(AIM)
In the material below, find how many lines contain the string "marker". Write only that number.

(GIVEN INFORMATION)
## begin
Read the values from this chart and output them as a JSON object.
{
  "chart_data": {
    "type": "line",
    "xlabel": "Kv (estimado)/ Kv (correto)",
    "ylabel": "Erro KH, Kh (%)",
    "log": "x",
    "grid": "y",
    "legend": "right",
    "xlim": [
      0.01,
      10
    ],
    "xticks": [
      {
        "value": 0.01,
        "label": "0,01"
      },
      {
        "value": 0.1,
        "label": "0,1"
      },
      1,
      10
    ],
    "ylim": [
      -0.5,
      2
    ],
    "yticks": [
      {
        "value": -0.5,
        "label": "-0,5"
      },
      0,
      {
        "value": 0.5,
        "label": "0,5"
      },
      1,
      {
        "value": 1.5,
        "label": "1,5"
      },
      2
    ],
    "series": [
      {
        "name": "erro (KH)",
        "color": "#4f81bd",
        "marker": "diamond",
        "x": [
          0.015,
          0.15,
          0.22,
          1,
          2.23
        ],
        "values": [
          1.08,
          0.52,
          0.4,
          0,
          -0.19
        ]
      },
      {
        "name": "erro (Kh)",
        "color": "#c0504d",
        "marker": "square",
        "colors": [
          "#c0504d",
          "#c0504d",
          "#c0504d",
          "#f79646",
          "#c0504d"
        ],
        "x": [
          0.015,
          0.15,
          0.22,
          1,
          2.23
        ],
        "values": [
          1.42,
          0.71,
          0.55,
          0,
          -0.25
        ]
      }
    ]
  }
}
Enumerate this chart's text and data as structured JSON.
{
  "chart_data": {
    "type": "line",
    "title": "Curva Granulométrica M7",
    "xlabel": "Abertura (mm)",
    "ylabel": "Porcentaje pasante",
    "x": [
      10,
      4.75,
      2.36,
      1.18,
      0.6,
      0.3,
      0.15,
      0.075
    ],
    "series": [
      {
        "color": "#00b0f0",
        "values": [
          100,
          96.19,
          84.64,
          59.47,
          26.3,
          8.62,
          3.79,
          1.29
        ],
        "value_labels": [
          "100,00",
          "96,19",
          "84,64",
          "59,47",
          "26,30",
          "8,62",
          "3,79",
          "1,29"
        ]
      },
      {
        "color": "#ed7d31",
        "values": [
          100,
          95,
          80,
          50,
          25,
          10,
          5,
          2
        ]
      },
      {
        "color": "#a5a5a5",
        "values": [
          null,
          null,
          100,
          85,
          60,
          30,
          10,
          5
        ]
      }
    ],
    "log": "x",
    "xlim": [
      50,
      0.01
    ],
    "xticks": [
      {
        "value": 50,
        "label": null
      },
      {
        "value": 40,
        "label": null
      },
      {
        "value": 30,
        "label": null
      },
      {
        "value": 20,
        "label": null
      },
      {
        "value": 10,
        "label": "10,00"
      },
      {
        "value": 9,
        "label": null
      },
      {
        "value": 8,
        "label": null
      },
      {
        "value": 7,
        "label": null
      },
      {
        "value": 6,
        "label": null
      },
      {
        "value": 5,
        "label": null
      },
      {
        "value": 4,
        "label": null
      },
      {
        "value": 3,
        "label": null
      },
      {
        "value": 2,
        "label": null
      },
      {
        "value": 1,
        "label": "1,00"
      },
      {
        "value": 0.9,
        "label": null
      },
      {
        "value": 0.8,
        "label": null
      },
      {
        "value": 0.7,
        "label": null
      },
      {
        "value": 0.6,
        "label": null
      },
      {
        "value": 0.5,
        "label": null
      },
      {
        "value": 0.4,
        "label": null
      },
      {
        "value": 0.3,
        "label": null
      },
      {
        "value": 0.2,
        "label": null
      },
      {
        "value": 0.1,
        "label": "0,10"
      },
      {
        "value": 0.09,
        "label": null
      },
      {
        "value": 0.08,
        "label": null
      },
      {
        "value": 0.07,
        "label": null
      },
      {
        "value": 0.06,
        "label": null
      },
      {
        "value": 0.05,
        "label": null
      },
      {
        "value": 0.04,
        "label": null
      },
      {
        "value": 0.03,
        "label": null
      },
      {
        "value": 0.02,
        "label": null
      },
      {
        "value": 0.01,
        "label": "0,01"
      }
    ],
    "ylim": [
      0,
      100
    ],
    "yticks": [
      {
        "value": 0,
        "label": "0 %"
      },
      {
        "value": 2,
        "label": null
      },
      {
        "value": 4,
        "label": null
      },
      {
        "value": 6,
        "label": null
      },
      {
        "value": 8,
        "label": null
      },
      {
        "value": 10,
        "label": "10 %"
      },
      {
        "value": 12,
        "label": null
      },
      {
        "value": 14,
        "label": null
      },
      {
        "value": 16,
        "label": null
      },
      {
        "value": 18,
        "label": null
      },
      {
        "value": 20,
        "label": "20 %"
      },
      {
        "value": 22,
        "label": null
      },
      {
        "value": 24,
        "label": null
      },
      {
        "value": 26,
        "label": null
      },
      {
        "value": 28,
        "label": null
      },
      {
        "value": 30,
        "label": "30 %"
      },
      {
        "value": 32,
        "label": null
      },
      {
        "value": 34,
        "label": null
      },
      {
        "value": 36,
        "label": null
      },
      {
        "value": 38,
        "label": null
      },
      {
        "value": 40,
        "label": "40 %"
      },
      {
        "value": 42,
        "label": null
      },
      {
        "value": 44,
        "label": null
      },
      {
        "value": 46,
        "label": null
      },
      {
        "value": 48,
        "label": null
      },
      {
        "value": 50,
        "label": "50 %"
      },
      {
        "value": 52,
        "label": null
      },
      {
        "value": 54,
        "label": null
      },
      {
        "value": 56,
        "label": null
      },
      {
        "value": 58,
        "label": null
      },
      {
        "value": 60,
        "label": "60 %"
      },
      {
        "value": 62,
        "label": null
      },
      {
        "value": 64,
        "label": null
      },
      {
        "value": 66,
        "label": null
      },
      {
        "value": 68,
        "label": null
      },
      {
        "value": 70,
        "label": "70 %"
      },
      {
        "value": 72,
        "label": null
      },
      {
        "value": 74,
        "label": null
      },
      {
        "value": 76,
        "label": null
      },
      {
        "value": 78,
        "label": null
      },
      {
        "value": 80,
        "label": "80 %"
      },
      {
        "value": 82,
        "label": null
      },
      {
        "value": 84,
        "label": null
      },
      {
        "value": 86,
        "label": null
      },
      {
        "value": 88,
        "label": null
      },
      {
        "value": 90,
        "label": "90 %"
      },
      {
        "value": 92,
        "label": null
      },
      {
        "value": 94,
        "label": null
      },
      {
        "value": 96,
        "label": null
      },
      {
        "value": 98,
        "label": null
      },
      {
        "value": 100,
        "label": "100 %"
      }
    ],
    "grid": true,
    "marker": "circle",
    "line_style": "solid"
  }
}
## end
(EXERCISE SOLUTION)
3